## What you have to do:
Output all of the records exactly as written.

## Data to process:
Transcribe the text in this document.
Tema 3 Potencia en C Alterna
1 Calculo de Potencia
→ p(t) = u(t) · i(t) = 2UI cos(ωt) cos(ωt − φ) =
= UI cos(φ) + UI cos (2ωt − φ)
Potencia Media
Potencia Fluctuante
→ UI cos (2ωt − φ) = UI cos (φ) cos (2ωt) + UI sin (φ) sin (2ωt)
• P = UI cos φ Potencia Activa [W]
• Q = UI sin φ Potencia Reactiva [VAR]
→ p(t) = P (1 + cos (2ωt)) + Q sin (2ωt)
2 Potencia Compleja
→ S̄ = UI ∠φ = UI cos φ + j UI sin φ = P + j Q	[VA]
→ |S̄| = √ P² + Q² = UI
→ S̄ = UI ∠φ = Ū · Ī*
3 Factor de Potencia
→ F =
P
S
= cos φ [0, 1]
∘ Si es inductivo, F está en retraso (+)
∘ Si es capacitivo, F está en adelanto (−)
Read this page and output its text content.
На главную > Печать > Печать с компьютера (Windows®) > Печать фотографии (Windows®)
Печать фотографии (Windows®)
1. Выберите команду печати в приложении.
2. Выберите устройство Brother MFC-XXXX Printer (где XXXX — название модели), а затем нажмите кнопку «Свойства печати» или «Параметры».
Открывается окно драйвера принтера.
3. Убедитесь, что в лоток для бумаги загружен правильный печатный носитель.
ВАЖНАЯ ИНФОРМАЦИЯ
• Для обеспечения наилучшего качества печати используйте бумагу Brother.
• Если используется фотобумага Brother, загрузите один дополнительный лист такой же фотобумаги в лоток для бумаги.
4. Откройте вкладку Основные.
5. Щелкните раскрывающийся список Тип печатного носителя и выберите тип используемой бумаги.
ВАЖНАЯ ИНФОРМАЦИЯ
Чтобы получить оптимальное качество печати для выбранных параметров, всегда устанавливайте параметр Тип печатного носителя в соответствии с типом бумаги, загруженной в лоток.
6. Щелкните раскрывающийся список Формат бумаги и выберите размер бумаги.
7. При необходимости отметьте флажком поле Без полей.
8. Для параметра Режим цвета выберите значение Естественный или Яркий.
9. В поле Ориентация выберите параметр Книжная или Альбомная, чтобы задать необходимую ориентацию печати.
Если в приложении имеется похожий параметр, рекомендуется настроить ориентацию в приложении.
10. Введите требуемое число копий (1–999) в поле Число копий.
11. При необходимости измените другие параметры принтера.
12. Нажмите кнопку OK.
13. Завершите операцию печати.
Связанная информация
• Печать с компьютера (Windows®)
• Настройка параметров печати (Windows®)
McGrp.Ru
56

## Solution for this problem:
Transcribe the text in this document.
Tema 3 Potencia en C Alterna
1 Calculo de Potencia
→ p(t) = u(t) · i(t) = 2UI cos(ωt) cos(ωt − φ) =
= UI cos(φ) + UI cos (2ωt − φ)
Potencia Media
Potencia Fluctuante
→ UI cos (2ωt − φ) = UI cos (φ) cos (2ωt) + UI sin (φ) sin (2ωt)
• P = UI cos φ Potencia Activa [W]
• Q = UI sin φ Potencia Reactiva [VAR]
→ p(t) = P (1 + cos (2ωt)) + Q sin (2ωt)
2 Potencia Compleja
→ S̄ = UI ∠φ = UI cos φ + j UI sin φ = P + j Q	[VA]
→ |S̄| = √ P² + Q² = UI
→ S̄ = UI ∠φ = Ū · Ī*
3 Factor de Potencia
→ F =
P
S
= cos φ [0, 1]
∘ Si es inductivo, F está en retraso (+)
∘ Si es capacitivo, F está en adelanto (−)
Read this page and output its text content.
На главную > Печать > Печать с компьютера (Windows®) > Печать фотографии (Windows®)
Печать фотографии (Windows®)
1. Выберите команду печати в приложении.
2. Выберите устройство Brother MFC-XXXX Printer (где XXXX — название модели), а затем нажмите кнопку «Свойства печати» или «Параметры».
Открывается окно драйвера принтера.
3. Убедитесь, что в лоток для бумаги загружен правильный печатный носитель.
ВАЖНАЯ ИНФОРМАЦИЯ
• Для обеспечения наилучшего качества печати используйте бумагу Brother.
• Если используется фотобумага Brother, загрузите один дополнительный лист такой же фотобумаги в лоток для бумаги.
4. Откройте вкладку Основные.
5. Щелкните раскрывающийся список Тип печатного носителя и выберите тип используемой бумаги.
ВАЖНАЯ ИНФОРМАЦИЯ
Чтобы получить оптимальное качество печати для выбранных параметров, всегда устанавливайте параметр Тип печатного носителя в соответствии с типом бумаги, загруженной в лоток.
6. Щелкните раскрывающийся список Формат бумаги и выберите размер бумаги.
7. При необходимости отметьте флажком поле Без полей.
8. Для параметра Режим цвета выберите значение Естественный или Яркий.
9. В поле Ориентация выберите параметр Книжная или Альбомная, чтобы задать необходимую ориентацию печати.
Если в приложении имеется похожий параметр, рекомендуется настроить ориентацию в приложении.
10. Введите требуемое число копий (1–999) в поле Число копий.
11. При необходимости измените другие параметры принтера.
12. Нажмите кнопку OK.
13. Завершите операцию печати.
Связанная информация
• Печать с компьютера (Windows®)
• Настройка параметров печати (Windows®)
McGrp.Ru
56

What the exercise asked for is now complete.